▸ Exercise requirements
Every line holding the string "this" should be gathered.

▸ Items

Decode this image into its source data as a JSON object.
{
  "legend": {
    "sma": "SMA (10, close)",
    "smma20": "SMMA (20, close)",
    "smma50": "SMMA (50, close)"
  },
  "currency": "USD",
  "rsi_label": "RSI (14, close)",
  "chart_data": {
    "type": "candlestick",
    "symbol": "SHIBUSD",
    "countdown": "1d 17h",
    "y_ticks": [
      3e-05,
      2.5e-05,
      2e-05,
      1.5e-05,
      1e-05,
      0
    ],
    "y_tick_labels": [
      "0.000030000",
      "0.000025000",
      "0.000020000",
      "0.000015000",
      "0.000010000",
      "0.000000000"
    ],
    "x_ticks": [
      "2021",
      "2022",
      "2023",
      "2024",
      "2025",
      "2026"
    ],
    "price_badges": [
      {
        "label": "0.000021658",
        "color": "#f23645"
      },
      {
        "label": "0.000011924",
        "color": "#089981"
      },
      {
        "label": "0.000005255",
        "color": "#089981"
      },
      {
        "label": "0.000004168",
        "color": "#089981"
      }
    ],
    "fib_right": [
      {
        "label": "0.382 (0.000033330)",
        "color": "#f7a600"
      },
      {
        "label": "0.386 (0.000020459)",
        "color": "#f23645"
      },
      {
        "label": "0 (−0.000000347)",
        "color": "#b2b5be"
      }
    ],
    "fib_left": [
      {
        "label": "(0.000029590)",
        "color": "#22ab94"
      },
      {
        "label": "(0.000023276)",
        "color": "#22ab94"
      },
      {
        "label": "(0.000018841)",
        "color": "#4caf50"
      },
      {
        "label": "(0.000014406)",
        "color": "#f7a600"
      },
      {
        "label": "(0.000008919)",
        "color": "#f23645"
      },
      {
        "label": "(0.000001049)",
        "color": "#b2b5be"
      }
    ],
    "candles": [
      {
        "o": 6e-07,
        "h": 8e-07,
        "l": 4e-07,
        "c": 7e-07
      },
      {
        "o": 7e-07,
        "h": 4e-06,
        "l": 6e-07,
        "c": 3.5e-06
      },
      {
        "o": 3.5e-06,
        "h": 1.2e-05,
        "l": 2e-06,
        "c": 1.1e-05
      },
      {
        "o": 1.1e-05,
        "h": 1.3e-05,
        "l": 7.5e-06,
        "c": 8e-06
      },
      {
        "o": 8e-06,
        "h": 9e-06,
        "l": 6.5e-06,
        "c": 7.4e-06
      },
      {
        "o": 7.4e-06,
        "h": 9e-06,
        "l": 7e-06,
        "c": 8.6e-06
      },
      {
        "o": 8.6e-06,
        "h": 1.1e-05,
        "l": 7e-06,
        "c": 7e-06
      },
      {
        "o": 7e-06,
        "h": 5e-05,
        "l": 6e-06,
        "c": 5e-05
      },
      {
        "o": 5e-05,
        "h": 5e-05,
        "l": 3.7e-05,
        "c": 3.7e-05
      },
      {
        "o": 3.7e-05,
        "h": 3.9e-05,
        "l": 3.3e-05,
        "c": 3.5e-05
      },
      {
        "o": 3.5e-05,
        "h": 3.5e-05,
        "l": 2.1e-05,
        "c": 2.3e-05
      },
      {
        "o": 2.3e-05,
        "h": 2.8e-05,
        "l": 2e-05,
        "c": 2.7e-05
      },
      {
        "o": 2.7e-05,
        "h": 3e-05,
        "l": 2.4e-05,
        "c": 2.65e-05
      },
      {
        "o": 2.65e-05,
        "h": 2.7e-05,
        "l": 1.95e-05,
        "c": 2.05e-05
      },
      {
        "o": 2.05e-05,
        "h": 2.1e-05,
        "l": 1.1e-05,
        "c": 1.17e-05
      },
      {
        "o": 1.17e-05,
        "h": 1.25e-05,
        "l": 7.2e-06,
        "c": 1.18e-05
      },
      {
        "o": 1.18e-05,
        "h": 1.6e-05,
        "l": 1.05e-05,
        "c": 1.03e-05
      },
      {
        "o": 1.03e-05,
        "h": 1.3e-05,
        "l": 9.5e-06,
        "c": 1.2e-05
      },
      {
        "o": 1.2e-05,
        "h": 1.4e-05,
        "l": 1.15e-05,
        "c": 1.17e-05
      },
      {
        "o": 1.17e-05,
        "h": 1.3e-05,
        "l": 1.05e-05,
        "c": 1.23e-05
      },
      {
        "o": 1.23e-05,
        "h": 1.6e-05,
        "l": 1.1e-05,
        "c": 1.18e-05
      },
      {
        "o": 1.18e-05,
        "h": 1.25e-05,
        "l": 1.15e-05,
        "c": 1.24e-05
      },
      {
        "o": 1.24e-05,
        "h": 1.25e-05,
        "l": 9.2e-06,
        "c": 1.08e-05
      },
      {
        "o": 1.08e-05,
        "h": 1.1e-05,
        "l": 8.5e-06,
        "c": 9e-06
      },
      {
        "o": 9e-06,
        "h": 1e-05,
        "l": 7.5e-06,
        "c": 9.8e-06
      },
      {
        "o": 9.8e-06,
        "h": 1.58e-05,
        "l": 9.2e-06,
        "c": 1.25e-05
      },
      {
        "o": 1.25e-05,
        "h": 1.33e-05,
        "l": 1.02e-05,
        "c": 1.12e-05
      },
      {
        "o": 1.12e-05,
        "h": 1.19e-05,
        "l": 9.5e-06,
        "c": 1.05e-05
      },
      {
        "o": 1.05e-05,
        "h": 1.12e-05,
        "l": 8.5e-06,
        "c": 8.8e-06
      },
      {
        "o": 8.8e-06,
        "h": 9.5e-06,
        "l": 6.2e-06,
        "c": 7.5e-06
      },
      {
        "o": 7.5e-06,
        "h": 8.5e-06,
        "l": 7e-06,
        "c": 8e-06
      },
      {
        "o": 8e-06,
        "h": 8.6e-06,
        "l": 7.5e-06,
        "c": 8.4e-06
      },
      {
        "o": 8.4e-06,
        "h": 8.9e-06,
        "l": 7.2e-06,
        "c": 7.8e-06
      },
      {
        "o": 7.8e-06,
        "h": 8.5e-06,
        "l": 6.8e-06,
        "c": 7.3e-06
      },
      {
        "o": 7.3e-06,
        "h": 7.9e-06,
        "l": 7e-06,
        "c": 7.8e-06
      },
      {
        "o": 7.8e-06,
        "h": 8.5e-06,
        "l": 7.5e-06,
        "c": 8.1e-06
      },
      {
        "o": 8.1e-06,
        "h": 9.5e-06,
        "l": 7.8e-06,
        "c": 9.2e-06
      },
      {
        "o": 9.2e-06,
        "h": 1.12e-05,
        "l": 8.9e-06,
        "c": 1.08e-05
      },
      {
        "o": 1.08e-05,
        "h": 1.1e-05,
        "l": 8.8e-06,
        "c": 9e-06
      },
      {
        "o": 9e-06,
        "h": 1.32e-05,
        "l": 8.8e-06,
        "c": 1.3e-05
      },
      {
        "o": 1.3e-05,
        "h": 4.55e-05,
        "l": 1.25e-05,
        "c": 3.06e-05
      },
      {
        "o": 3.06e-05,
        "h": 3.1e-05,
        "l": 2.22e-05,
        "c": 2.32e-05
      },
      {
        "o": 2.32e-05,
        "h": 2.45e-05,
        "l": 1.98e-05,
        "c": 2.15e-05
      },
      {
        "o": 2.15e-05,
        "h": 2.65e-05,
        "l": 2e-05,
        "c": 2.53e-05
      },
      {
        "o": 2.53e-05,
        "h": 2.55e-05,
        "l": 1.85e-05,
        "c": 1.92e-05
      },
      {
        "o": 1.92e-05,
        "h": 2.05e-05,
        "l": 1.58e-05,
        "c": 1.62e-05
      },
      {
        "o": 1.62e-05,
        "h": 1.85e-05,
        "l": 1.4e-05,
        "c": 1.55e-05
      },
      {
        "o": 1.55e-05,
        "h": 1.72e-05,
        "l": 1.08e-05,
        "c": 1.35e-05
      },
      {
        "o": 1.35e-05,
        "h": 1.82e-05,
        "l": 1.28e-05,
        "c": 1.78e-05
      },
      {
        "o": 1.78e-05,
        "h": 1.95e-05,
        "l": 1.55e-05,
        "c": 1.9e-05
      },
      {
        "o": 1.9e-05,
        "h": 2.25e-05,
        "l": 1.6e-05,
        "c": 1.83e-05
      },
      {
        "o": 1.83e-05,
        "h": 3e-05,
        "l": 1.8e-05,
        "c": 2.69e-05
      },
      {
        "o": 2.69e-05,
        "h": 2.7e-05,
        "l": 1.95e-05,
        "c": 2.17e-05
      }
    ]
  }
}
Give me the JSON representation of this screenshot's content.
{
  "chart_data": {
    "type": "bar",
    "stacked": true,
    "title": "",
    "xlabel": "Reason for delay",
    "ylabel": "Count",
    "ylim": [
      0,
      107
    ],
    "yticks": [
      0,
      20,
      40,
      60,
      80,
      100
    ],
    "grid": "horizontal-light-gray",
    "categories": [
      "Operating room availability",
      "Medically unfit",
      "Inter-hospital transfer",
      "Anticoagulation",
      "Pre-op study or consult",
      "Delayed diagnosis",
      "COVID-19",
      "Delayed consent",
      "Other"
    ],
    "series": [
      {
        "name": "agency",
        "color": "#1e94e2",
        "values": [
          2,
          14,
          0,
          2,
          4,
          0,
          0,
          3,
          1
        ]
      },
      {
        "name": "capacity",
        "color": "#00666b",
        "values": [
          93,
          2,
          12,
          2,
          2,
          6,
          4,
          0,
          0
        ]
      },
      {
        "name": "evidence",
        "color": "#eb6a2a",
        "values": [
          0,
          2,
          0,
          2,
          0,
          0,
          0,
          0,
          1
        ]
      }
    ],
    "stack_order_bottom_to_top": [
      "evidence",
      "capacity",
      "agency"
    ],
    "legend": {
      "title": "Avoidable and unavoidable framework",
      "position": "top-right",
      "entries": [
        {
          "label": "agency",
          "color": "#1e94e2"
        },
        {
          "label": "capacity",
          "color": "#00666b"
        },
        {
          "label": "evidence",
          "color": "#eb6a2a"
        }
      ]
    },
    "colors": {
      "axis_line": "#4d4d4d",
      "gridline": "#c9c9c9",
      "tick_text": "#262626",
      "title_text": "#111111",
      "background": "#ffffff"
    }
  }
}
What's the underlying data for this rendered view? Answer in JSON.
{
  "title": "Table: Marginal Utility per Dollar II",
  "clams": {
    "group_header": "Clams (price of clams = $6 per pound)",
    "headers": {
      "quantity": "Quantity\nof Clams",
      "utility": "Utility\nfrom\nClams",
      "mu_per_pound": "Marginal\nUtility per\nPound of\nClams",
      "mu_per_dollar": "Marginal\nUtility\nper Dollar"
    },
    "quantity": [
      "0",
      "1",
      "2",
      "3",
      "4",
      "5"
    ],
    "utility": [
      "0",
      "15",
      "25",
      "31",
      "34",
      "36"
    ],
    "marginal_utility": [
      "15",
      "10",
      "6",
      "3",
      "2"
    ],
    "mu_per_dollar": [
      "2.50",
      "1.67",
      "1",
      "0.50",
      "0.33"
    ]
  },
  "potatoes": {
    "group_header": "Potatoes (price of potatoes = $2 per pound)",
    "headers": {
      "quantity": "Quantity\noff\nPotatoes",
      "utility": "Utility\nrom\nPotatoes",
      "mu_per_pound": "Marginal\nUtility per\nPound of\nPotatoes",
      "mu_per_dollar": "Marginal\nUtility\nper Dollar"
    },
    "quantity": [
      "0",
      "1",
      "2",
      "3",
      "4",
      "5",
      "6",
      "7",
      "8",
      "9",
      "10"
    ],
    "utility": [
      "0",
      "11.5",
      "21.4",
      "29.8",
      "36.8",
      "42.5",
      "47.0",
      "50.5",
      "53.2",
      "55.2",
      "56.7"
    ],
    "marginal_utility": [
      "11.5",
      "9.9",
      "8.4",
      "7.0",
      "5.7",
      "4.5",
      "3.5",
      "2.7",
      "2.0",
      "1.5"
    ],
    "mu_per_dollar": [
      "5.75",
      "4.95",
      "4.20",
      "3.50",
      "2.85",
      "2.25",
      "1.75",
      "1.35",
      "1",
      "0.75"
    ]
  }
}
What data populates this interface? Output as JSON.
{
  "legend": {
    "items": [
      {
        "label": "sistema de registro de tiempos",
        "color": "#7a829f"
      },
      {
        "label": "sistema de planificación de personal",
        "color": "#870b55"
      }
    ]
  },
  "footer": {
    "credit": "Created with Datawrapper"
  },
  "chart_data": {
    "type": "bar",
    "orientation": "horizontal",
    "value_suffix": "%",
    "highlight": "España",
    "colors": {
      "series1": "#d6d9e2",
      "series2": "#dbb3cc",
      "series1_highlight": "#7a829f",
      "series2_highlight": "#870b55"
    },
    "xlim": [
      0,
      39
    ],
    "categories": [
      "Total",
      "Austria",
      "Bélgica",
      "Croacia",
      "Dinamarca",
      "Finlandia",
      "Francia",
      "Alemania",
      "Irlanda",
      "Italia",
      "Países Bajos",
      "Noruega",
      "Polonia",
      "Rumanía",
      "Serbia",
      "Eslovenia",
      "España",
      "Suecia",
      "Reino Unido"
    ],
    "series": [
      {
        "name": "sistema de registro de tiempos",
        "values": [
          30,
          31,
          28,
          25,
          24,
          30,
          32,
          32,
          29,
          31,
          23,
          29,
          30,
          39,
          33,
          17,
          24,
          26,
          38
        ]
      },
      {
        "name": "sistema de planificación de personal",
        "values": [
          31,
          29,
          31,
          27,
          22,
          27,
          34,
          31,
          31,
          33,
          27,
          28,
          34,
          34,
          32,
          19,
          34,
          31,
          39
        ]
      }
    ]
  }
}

▸ Final result
Decode this image into its source data as a JSON object.
Give me the JSON representation of this screenshot's content.
What's the underlying data for this rendered view? Answer in JSON.
What data populates this interface? Output as JSON.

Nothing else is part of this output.